** Start of INFORMATION PROVIDED **

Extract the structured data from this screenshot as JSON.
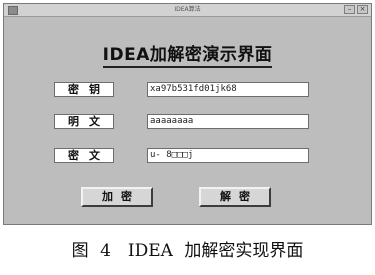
{
  "window": {
    "title": "IDEA算法",
    "minimize_glyph": "–",
    "close_glyph": "×"
  },
  "heading": "IDEA加解密演示界面",
  "fields": [
    {
      "label": "密钥",
      "value": "xa97b531fd01jk68"
    },
    {
      "label": "明文",
      "value": "aaaaaaaa"
    },
    {
      "label": "密文",
      "value": "u- 8□□□j"
    }
  ],
  "buttons": {
    "encrypt": "加密",
    "decrypt": "解密"
  },
  "caption": "图 4　IDEA 加解密实现界面"
}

** End of INFORMATION PROVIDED **

__TO BE DONE__
Return each line exactly as written. Any picture gets left out.

__RESPONSE TO THIS TASK__
Extract the structured data from this screenshot as JSON.
{
  "window": {
    "title": "IDEA算法",
    "minimize_glyph": "–",
    "close_glyph": "×"
  },
  "heading": "IDEA加解密演示界面",
  "fields": [
    {
      "label": "密钥",
      "value": "xa97b531fd01jk68"
    },
    {
      "label": "明文",
      "value": "aaaaaaaa"
    },
    {
      "label": "密文",
      "value": "u- 8□□□j"
    }
  ],
  "buttons": {
    "encrypt": "加密",
    "decrypt": "解密"
  },
  "caption": "图 4　IDEA 加解密实现界面"
}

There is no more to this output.